------ 提取材料

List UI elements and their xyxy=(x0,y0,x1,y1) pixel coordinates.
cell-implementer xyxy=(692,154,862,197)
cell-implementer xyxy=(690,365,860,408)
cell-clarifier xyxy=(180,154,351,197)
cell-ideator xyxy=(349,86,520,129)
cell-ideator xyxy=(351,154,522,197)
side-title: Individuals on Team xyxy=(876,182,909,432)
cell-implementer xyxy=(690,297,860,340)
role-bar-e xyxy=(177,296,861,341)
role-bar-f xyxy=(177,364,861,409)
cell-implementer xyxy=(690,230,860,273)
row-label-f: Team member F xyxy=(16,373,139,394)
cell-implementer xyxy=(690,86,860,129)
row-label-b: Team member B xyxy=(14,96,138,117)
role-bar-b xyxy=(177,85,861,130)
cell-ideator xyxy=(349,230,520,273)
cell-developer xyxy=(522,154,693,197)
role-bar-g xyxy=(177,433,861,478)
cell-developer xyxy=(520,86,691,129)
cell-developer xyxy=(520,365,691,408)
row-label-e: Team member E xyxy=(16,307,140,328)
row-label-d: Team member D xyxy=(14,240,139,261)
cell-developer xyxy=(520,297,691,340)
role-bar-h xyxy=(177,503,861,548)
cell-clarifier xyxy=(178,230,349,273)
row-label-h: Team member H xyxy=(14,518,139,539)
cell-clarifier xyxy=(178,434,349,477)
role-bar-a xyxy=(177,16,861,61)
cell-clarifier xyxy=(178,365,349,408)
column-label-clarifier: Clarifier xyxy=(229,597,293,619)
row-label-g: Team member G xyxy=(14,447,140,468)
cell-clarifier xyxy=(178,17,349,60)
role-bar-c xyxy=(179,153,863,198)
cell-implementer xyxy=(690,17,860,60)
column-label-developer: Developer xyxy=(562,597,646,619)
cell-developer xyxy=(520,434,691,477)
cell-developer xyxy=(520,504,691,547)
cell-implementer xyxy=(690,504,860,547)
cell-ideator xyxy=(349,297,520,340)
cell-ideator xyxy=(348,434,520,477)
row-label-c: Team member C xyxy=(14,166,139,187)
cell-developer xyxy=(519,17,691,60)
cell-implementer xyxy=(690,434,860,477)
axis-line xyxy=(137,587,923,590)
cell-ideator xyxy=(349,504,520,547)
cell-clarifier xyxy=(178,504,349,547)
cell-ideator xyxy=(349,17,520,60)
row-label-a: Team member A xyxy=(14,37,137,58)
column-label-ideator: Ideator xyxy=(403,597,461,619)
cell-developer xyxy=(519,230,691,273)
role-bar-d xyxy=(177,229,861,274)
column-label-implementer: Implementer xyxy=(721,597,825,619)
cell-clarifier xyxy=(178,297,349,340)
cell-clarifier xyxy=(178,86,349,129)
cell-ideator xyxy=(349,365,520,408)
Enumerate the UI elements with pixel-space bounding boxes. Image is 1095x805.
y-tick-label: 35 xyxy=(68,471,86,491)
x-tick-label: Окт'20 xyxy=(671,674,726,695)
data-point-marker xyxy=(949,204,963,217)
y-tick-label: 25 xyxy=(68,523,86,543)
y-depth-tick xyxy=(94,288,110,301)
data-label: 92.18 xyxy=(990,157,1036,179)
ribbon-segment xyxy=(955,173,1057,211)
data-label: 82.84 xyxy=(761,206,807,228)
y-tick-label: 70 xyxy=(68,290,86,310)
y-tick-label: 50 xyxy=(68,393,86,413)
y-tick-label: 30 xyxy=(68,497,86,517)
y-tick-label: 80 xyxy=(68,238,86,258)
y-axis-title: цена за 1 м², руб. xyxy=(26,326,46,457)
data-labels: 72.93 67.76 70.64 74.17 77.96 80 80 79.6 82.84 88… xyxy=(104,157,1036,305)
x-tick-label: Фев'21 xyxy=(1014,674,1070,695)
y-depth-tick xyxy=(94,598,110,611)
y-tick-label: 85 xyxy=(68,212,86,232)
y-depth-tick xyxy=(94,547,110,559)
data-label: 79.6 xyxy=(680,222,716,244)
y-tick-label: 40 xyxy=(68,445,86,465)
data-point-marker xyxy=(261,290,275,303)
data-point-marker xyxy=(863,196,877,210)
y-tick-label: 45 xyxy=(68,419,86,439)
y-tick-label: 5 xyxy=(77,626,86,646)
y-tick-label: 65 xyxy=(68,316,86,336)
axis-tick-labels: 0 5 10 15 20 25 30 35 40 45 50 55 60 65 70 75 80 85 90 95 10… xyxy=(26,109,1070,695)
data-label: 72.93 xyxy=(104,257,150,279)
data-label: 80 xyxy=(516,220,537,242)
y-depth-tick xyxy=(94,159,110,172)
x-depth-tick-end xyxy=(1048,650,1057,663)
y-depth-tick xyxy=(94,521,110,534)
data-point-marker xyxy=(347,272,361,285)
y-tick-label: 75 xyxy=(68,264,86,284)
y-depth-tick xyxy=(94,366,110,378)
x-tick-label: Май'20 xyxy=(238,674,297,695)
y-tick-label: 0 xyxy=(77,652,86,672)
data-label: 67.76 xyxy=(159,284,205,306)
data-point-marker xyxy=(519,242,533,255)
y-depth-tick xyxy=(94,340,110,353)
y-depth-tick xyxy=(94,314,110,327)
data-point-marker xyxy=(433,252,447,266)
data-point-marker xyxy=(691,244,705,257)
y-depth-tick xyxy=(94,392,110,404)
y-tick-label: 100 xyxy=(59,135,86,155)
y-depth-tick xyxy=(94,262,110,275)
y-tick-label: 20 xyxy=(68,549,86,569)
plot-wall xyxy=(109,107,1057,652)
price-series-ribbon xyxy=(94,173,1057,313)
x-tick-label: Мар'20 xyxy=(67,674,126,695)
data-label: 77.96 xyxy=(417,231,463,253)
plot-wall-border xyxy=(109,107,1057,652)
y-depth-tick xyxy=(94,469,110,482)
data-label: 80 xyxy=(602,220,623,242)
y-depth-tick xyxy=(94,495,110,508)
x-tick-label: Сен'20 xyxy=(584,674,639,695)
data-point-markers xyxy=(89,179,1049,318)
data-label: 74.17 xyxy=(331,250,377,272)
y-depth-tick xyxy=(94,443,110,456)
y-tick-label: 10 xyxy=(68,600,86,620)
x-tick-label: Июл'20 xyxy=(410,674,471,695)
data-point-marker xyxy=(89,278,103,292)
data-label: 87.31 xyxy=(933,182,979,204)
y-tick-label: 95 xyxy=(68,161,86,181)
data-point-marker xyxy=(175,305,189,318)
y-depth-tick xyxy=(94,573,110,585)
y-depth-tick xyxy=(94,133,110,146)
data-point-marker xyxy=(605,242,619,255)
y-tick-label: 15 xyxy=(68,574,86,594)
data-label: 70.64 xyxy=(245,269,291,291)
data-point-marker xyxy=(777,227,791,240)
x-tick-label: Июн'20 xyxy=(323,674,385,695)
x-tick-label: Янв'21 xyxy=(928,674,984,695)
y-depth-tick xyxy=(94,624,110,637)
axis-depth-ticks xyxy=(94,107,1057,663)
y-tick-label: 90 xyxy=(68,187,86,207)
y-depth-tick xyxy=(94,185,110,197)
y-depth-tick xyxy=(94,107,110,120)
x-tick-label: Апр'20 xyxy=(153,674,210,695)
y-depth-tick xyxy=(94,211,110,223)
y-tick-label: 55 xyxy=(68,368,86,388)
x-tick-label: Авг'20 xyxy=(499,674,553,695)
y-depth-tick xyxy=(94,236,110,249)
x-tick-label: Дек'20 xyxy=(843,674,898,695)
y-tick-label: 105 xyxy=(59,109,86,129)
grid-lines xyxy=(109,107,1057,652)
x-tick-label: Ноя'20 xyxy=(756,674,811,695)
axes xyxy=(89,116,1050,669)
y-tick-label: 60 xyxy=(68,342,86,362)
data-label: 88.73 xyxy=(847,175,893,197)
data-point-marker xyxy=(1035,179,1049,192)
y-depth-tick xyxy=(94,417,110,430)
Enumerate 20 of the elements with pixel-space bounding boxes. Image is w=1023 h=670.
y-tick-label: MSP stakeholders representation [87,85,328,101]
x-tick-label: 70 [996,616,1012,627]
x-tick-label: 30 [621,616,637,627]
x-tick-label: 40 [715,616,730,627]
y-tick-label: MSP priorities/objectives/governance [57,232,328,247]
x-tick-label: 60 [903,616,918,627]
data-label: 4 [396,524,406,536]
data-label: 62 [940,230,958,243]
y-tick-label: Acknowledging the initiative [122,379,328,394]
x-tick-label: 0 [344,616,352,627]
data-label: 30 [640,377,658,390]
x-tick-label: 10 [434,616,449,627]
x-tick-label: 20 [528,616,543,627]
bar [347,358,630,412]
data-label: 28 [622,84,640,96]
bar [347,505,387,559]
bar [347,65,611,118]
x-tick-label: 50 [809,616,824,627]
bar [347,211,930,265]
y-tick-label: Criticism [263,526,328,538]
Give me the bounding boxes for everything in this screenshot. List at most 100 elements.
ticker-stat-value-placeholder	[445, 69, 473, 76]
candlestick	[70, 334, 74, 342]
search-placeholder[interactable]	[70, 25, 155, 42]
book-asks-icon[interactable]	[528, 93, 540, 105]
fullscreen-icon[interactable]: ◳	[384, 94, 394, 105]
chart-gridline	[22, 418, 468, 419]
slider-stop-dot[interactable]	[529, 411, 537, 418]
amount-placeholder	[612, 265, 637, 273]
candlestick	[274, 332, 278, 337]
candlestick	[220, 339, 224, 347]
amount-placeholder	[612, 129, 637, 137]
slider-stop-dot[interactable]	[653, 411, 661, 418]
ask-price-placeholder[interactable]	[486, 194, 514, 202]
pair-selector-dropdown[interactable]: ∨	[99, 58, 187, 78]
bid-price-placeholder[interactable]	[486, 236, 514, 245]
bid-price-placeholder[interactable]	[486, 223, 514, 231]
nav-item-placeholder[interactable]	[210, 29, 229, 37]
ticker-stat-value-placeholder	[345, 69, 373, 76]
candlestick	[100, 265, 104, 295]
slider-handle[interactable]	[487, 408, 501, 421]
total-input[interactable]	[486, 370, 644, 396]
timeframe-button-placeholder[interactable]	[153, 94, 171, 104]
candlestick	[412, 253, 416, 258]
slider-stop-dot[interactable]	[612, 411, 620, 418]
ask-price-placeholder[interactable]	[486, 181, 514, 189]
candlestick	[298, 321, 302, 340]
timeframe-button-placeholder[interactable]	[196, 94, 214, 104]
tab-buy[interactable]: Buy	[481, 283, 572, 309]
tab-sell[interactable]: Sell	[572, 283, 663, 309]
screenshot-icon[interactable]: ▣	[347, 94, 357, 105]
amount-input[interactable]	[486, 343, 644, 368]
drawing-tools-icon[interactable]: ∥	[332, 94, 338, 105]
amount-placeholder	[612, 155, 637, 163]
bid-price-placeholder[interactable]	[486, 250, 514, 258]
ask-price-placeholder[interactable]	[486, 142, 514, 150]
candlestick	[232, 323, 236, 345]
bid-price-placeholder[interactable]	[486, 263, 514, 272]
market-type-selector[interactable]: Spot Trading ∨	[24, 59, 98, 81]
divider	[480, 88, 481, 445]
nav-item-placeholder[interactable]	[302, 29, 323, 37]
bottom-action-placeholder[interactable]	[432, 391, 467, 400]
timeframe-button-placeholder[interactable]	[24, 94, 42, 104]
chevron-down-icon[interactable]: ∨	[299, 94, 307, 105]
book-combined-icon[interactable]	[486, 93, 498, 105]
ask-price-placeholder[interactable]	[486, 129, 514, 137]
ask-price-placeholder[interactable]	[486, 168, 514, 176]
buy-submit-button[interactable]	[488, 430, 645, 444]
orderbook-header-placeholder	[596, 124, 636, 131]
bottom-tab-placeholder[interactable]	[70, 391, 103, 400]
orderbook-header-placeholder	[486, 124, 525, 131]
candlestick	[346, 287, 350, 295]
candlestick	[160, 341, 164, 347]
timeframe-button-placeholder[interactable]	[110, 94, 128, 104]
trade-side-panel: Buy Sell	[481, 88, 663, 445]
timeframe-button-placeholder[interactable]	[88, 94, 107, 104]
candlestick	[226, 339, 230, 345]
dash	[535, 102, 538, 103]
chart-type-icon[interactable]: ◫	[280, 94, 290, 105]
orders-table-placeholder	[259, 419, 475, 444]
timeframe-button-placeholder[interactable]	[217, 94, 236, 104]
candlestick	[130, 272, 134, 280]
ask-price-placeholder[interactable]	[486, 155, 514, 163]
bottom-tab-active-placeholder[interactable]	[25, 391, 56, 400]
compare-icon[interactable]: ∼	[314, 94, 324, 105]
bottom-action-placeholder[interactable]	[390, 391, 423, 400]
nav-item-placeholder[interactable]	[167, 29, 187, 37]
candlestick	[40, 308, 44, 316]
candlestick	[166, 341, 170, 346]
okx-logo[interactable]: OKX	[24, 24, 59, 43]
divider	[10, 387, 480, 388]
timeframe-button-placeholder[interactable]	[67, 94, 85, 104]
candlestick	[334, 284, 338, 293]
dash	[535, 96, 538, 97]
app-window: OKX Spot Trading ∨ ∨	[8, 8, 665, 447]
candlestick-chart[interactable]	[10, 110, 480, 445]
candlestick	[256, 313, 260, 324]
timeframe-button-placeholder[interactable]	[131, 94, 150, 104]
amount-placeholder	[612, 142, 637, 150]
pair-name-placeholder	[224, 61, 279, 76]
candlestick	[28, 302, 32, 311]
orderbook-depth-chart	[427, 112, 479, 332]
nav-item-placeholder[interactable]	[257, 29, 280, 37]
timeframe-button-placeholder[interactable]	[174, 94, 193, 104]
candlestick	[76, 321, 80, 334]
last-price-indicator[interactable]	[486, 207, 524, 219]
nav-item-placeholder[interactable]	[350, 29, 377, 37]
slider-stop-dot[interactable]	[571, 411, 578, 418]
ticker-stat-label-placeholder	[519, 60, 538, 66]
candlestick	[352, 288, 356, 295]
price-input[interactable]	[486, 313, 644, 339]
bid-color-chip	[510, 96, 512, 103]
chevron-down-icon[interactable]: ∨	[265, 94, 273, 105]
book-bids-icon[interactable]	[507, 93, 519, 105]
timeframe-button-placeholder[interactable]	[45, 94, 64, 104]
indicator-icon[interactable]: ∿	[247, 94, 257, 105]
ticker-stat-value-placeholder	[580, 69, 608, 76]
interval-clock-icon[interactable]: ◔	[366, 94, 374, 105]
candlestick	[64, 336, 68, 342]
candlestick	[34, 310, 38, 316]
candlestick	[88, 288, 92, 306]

------------

*给定要求*: 摘录材料中从第一行到含有“cell-implementer xyxy=(690,17,860,60)”的那一行之间的各行，首尾两行都包括在内，逐字照录。

*结果*:
List UI elements and their xyxy=(x0,y0,x1,y1) pixel coordinates.
cell-implementer xyxy=(692,154,862,197)
cell-implementer xyxy=(690,365,860,408)
cell-clarifier xyxy=(180,154,351,197)
cell-ideator xyxy=(349,86,520,129)
cell-ideator xyxy=(351,154,522,197)
side-title: Individuals on Team xyxy=(876,182,909,432)
cell-implementer xyxy=(690,297,860,340)
role-bar-e xyxy=(177,296,861,341)
role-bar-f xyxy=(177,364,861,409)
cell-implementer xyxy=(690,230,860,273)
row-label-f: Team member F xyxy=(16,373,139,394)
cell-implementer xyxy=(690,86,860,129)
row-label-b: Team member B xyxy=(14,96,138,117)
role-bar-b xyxy=(177,85,861,130)
cell-ideator xyxy=(349,230,520,273)
cell-developer xyxy=(522,154,693,197)
role-bar-g xyxy=(177,433,861,478)
cell-developer xyxy=(520,86,691,129)
cell-developer xyxy=(520,365,691,408)
row-label-e: Team member E xyxy=(16,307,140,328)
row-label-d: Team member D xyxy=(14,240,139,261)
cell-developer xyxy=(520,297,691,340)
role-bar-h xyxy=(177,503,861,548)
cell-clarifier xyxy=(178,230,349,273)
row-label-h: Team member H xyxy=(14,518,139,539)
cell-clarifier xyxy=(178,434,349,477)
role-bar-a xyxy=(177,16,861,61)
cell-clarifier xyxy=(178,365,349,408)
column-label-clarifier: Clarifier xyxy=(229,597,293,619)
row-label-g: Team member G xyxy=(14,447,140,468)
cell-clarifier xyxy=(178,17,349,60)
role-bar-c xyxy=(179,153,863,198)
cell-implementer xyxy=(690,17,860,60)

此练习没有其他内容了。